■ **TASK**
Repeat the records below exactly as they appear.

----

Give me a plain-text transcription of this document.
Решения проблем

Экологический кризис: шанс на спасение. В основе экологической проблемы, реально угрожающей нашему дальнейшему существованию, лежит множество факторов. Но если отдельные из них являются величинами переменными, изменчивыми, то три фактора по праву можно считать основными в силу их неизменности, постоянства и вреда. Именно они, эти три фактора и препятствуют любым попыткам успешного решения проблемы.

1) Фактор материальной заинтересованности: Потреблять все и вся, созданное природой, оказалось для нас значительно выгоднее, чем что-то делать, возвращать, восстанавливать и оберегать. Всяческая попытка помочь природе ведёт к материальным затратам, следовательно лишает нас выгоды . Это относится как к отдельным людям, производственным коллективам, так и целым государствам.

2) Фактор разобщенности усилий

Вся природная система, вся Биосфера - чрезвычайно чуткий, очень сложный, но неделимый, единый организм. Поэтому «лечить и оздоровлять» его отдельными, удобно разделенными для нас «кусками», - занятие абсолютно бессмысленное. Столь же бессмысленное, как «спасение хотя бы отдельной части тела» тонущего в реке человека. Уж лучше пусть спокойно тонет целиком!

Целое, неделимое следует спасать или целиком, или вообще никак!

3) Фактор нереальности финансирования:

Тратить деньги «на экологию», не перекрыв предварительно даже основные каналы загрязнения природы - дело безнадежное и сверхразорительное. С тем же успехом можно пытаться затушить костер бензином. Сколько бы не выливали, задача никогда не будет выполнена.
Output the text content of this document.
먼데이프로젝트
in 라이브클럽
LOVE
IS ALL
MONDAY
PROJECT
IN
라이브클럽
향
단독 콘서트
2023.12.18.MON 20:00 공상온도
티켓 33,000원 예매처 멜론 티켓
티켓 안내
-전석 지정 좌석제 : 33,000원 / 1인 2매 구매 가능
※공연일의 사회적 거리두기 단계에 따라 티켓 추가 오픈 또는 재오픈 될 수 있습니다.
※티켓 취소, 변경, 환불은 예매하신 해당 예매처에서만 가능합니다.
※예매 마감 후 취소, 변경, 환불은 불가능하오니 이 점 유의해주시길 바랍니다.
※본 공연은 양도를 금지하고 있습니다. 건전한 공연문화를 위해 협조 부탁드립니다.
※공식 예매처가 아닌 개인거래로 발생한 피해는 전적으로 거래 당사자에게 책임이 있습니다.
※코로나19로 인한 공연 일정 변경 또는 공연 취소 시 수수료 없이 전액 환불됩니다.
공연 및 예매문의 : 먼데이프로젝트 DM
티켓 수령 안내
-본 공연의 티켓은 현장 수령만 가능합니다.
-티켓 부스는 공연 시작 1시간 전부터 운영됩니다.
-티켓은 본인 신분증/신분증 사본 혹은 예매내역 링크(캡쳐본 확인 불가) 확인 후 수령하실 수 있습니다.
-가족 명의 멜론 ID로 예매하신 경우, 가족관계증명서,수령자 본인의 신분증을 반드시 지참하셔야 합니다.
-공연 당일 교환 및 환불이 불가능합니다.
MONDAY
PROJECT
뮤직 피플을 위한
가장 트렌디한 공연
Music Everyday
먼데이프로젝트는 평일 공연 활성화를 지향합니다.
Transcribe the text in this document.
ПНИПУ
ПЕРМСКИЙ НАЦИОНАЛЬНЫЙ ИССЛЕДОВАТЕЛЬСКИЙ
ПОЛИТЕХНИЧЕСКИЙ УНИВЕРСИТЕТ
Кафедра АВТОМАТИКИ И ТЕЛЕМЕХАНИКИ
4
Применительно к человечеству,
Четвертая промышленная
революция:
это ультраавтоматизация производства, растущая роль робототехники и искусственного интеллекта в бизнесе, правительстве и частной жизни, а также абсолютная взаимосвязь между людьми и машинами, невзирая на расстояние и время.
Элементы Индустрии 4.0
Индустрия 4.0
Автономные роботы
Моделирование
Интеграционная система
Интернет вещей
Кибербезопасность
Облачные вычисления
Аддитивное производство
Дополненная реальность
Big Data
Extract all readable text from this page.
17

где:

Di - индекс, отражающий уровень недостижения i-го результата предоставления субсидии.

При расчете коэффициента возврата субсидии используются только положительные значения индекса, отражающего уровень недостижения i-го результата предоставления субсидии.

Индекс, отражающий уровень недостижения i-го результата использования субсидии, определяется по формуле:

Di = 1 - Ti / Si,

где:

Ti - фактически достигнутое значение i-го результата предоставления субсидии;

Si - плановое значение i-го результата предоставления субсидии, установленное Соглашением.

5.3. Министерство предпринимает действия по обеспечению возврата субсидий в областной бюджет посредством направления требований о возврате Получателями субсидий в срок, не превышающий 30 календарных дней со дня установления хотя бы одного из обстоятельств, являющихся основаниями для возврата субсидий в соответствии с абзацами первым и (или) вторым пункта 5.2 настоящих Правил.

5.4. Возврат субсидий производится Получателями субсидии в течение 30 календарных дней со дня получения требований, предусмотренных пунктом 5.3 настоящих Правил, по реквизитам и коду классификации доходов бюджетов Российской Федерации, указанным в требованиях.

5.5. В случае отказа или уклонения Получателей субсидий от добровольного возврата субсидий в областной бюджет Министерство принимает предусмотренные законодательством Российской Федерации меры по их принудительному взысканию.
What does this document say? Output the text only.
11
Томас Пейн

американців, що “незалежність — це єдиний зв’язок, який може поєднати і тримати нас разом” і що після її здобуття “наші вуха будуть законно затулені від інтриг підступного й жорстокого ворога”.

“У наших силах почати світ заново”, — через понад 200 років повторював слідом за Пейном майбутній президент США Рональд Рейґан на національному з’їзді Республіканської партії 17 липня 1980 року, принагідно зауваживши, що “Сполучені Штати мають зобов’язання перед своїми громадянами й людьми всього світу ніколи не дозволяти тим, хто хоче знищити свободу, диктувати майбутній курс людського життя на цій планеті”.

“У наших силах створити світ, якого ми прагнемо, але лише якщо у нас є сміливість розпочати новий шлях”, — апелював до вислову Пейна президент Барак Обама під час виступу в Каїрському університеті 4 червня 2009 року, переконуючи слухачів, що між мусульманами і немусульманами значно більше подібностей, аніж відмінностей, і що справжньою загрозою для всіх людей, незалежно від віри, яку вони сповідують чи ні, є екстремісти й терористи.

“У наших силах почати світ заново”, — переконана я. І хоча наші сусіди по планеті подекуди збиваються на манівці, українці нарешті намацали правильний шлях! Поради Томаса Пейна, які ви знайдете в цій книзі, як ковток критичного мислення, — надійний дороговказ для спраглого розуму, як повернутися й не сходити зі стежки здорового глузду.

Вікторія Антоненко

----

■ **RIGHT ANSWER**
Give me a plain-text transcription of this document.
Решения проблем

Экологический кризис: шанс на спасение. В основе экологической проблемы, реально угрожающей нашему дальнейшему существованию, лежит множество факторов. Но если отдельные из них являются величинами переменными, изменчивыми, то три фактора по праву можно считать основными в силу их неизменности, постоянства и вреда. Именно они, эти три фактора и препятствуют любым попыткам успешного решения проблемы.

1) Фактор материальной заинтересованности: Потреблять все и вся, созданное природой, оказалось для нас значительно выгоднее, чем что-то делать, возвращать, восстанавливать и оберегать. Всяческая попытка помочь природе ведёт к материальным затратам, следовательно лишает нас выгоды . Это относится как к отдельным людям, производственным коллективам, так и целым государствам.

2) Фактор разобщенности усилий

Вся природная система, вся Биосфера - чрезвычайно чуткий, очень сложный, но неделимый, единый организм. Поэтому «лечить и оздоровлять» его отдельными, удобно разделенными для нас «кусками», - занятие абсолютно бессмысленное. Столь же бессмысленное, как «спасение хотя бы отдельной части тела» тонущего в реке человека. Уж лучше пусть спокойно тонет целиком!

Целое, неделимое следует спасать или целиком, или вообще никак!

3) Фактор нереальности финансирования:

Тратить деньги «на экологию», не перекрыв предварительно даже основные каналы загрязнения природы - дело безнадежное и сверхразорительное. С тем же успехом можно пытаться затушить костер бензином. Сколько бы не выливали, задача никогда не будет выполнена.
Output the text content of this document.
먼데이프로젝트
in 라이브클럽
LOVE
IS ALL
MONDAY
PROJECT
IN
라이브클럽
향
단독 콘서트
2023.12.18.MON 20:00 공상온도
티켓 33,000원 예매처 멜론 티켓
티켓 안내
-전석 지정 좌석제 : 33,000원 / 1인 2매 구매 가능
※공연일의 사회적 거리두기 단계에 따라 티켓 추가 오픈 또는 재오픈 될 수 있습니다.
※티켓 취소, 변경, 환불은 예매하신 해당 예매처에서만 가능합니다.
※예매 마감 후 취소, 변경, 환불은 불가능하오니 이 점 유의해주시길 바랍니다.
※본 공연은 양도를 금지하고 있습니다. 건전한 공연문화를 위해 협조 부탁드립니다.
※공식 예매처가 아닌 개인거래로 발생한 피해는 전적으로 거래 당사자에게 책임이 있습니다.
※코로나19로 인한 공연 일정 변경 또는 공연 취소 시 수수료 없이 전액 환불됩니다.
공연 및 예매문의 : 먼데이프로젝트 DM
티켓 수령 안내
-본 공연의 티켓은 현장 수령만 가능합니다.
-티켓 부스는 공연 시작 1시간 전부터 운영됩니다.
-티켓은 본인 신분증/신분증 사본 혹은 예매내역 링크(캡쳐본 확인 불가) 확인 후 수령하실 수 있습니다.
-가족 명의 멜론 ID로 예매하신 경우, 가족관계증명서,수령자 본인의 신분증을 반드시 지참하셔야 합니다.
-공연 당일 교환 및 환불이 불가능합니다.
MONDAY
PROJECT
뮤직 피플을 위한
가장 트렌디한 공연
Music Everyday
먼데이프로젝트는 평일 공연 활성화를 지향합니다.
Transcribe the text in this document.
ПНИПУ
ПЕРМСКИЙ НАЦИОНАЛЬНЫЙ ИССЛЕДОВАТЕЛЬСКИЙ
ПОЛИТЕХНИЧЕСКИЙ УНИВЕРСИТЕТ
Кафедра АВТОМАТИКИ И ТЕЛЕМЕХАНИКИ
4
Применительно к человечеству,
Четвертая промышленная
революция:
это ультраавтоматизация производства, растущая роль робототехники и искусственного интеллекта в бизнесе, правительстве и частной жизни, а также абсолютная взаимосвязь между людьми и машинами, невзирая на расстояние и время.
Элементы Индустрии 4.0
Индустрия 4.0
Автономные роботы
Моделирование
Интеграционная система
Интернет вещей
Кибербезопасность
Облачные вычисления
Аддитивное производство
Дополненная реальность
Big Data
Extract all readable text from this page.
17

где:

Di - индекс, отражающий уровень недостижения i-го результата предоставления субсидии.

При расчете коэффициента возврата субсидии используются только положительные значения индекса, отражающего уровень недостижения i-го результата предоставления субсидии.

Индекс, отражающий уровень недостижения i-го результата использования субсидии, определяется по формуле:

Di = 1 - Ti / Si,

где:

Ti - фактически достигнутое значение i-го результата предоставления субсидии;

Si - плановое значение i-го результата предоставления субсидии, установленное Соглашением.

5.3. Министерство предпринимает действия по обеспечению возврата субсидий в областной бюджет посредством направления требований о возврате Получателями субсидий в срок, не превышающий 30 календарных дней со дня установления хотя бы одного из обстоятельств, являющихся основаниями для возврата субсидий в соответствии с абзацами первым и (или) вторым пункта 5.2 настоящих Правил.

5.4. Возврат субсидий производится Получателями субсидии в течение 30 календарных дней со дня получения требований, предусмотренных пунктом 5.3 настоящих Правил, по реквизитам и коду классификации доходов бюджетов Российской Федерации, указанным в требованиях.

5.5. В случае отказа или уклонения Получателей субсидий от добровольного возврата субсидий в областной бюджет Министерство принимает предусмотренные законодательством Российской Федерации меры по их принудительному взысканию.
What does this document say? Output the text only.
11
Томас Пейн

американців, що “незалежність — це єдиний зв’язок, який може поєднати і тримати нас разом” і що після її здобуття “наші вуха будуть законно затулені від інтриг підступного й жорстокого ворога”.

“У наших силах почати світ заново”, — через понад 200 років повторював слідом за Пейном майбутній президент США Рональд Рейґан на національному з’їзді Республіканської партії 17 липня 1980 року, принагідно зауваживши, що “Сполучені Штати мають зобов’язання перед своїми громадянами й людьми всього світу ніколи не дозволяти тим, хто хоче знищити свободу, диктувати майбутній курс людського життя на цій планеті”.

“У наших силах створити світ, якого ми прагнемо, але лише якщо у нас є сміливість розпочати новий шлях”, — апелював до вислову Пейна президент Барак Обама під час виступу в Каїрському університеті 4 червня 2009 року, переконуючи слухачів, що між мусульманами і немусульманами значно більше подібностей, аніж відмінностей, і що справжньою загрозою для всіх людей, незалежно від віри, яку вони сповідують чи ні, є екстремісти й терористи.

“У наших силах почати світ заново”, — переконана я. І хоча наші сусіди по планеті подекуди збиваються на манівці, українці нарешті намацали правильний шлях! Поради Томаса Пейна, які ви знайдете в цій книзі, як ковток критичного мислення, — надійний дороговказ для спраглого розуму, як повернутися й не сходити зі стежки здорового глузду.

Вікторія Антоненко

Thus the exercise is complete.